## Task objective
Scan the entries below and extract each line with the word "this" in it.
╭─ Given entries
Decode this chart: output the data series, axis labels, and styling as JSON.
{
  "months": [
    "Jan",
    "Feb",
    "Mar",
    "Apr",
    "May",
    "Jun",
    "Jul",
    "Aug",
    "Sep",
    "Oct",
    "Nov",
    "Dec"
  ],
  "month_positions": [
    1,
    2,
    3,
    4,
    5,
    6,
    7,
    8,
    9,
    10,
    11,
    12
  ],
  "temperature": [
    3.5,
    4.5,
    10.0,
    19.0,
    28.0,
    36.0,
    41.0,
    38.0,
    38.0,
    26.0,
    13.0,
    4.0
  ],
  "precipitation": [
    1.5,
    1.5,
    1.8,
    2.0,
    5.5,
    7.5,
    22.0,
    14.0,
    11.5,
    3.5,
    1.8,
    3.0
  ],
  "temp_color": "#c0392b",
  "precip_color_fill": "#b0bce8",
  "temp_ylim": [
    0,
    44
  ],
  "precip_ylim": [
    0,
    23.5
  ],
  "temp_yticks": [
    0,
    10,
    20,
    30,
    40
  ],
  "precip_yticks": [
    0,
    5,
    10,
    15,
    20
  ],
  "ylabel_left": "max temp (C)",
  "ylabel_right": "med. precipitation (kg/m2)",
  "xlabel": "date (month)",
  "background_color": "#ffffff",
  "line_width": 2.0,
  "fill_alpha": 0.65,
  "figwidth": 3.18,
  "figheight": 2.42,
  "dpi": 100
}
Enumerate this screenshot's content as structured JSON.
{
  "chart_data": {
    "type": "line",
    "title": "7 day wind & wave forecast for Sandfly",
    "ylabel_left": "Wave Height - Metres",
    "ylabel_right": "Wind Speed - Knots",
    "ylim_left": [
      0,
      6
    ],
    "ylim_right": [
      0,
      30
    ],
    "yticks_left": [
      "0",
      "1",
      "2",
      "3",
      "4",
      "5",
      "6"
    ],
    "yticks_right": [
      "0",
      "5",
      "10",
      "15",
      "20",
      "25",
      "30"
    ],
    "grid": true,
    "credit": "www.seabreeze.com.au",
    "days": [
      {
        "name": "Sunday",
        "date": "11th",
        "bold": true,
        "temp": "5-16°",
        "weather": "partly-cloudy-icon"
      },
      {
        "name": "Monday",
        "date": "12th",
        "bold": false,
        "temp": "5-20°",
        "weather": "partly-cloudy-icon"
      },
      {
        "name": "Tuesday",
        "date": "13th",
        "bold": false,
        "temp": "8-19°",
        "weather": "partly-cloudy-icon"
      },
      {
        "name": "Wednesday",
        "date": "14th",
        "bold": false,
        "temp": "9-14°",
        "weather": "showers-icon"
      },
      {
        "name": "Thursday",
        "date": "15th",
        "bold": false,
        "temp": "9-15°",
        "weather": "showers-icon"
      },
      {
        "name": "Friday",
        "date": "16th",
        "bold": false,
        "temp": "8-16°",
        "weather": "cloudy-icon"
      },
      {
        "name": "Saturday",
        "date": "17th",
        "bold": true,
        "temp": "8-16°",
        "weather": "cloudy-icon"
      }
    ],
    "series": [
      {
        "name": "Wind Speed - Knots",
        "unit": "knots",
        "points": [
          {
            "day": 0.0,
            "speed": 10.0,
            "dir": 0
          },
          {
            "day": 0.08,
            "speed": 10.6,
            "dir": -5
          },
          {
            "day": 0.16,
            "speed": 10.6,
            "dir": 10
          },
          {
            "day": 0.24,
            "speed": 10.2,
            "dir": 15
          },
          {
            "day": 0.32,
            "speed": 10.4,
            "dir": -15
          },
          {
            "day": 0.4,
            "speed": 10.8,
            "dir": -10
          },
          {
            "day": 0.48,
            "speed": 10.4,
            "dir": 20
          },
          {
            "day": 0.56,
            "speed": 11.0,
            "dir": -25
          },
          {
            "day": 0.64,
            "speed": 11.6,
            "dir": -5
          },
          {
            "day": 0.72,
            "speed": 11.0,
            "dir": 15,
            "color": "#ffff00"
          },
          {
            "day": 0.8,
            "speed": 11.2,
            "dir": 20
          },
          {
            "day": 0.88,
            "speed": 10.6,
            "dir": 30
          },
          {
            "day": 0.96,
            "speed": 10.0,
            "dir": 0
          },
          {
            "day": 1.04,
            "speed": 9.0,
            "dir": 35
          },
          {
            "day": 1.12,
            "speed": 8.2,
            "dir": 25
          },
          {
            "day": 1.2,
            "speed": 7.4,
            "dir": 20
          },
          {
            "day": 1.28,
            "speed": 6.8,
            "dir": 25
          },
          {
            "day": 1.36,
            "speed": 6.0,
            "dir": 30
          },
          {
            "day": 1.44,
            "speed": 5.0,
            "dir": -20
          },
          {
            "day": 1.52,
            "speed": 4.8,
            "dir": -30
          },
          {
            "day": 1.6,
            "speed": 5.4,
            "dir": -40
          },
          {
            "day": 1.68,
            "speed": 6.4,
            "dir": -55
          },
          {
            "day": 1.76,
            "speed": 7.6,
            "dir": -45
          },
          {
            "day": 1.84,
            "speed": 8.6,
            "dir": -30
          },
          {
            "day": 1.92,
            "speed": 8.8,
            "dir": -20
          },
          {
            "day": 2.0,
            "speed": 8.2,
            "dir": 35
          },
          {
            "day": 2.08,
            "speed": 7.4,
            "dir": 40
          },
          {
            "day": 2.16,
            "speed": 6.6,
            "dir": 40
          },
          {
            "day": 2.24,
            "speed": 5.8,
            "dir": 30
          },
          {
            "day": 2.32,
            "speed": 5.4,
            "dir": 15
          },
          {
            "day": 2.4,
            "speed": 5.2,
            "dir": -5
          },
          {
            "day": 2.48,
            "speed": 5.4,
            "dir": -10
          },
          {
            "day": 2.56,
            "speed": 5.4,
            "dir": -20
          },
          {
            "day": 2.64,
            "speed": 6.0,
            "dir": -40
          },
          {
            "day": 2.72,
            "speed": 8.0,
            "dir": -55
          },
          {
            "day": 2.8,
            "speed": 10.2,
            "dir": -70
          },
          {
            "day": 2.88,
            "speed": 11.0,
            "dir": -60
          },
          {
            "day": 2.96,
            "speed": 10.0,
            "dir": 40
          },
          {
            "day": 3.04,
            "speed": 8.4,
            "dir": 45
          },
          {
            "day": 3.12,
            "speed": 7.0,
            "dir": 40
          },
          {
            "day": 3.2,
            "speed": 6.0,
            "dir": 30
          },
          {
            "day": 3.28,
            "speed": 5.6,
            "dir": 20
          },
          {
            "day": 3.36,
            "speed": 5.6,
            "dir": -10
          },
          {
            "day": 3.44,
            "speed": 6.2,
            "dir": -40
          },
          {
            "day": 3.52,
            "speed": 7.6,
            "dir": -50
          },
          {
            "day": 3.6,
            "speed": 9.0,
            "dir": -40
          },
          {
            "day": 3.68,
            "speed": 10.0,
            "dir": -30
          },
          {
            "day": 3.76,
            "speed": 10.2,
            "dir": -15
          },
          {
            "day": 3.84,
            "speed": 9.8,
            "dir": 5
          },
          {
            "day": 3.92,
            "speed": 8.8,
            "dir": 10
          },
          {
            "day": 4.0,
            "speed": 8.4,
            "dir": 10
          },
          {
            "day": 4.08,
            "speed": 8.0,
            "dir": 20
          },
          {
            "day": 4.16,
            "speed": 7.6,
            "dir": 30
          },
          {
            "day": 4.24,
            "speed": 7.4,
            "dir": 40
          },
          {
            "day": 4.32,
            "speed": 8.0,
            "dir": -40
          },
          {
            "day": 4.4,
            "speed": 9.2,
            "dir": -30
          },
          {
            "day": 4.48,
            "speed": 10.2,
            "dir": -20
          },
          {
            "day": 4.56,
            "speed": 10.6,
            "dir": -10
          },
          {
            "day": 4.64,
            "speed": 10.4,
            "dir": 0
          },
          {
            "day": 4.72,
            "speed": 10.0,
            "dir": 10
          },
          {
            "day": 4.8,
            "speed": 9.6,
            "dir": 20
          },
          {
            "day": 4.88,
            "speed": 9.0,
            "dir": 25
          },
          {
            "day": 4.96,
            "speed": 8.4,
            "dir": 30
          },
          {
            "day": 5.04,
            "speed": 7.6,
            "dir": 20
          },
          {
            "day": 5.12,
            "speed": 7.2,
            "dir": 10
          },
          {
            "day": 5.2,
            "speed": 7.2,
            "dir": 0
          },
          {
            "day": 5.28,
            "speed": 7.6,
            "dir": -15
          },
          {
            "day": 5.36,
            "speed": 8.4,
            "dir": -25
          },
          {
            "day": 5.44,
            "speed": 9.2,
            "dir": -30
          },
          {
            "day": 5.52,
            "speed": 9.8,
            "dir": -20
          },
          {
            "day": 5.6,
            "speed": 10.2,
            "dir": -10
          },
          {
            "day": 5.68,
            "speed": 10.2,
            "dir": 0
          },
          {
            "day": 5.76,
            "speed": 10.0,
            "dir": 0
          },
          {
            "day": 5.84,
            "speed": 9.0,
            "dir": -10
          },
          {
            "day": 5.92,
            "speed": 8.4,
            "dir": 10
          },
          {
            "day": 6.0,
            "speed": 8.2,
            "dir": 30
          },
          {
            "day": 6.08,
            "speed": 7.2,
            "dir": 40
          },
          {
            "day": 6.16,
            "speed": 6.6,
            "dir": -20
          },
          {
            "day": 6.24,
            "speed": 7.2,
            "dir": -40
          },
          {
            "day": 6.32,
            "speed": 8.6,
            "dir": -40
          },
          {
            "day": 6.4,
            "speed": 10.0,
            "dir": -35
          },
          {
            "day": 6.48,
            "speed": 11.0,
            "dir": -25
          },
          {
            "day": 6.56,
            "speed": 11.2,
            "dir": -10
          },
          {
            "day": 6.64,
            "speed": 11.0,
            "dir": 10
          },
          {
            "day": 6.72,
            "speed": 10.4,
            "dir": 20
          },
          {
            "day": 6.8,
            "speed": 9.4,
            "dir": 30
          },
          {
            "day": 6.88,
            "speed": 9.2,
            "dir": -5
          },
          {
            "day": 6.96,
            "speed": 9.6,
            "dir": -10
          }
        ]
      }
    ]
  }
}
╰─
## Solution
Decode this chart: output the data series, axis labels, and styling as JSON.
Enumerate this screenshot's content as structured JSON.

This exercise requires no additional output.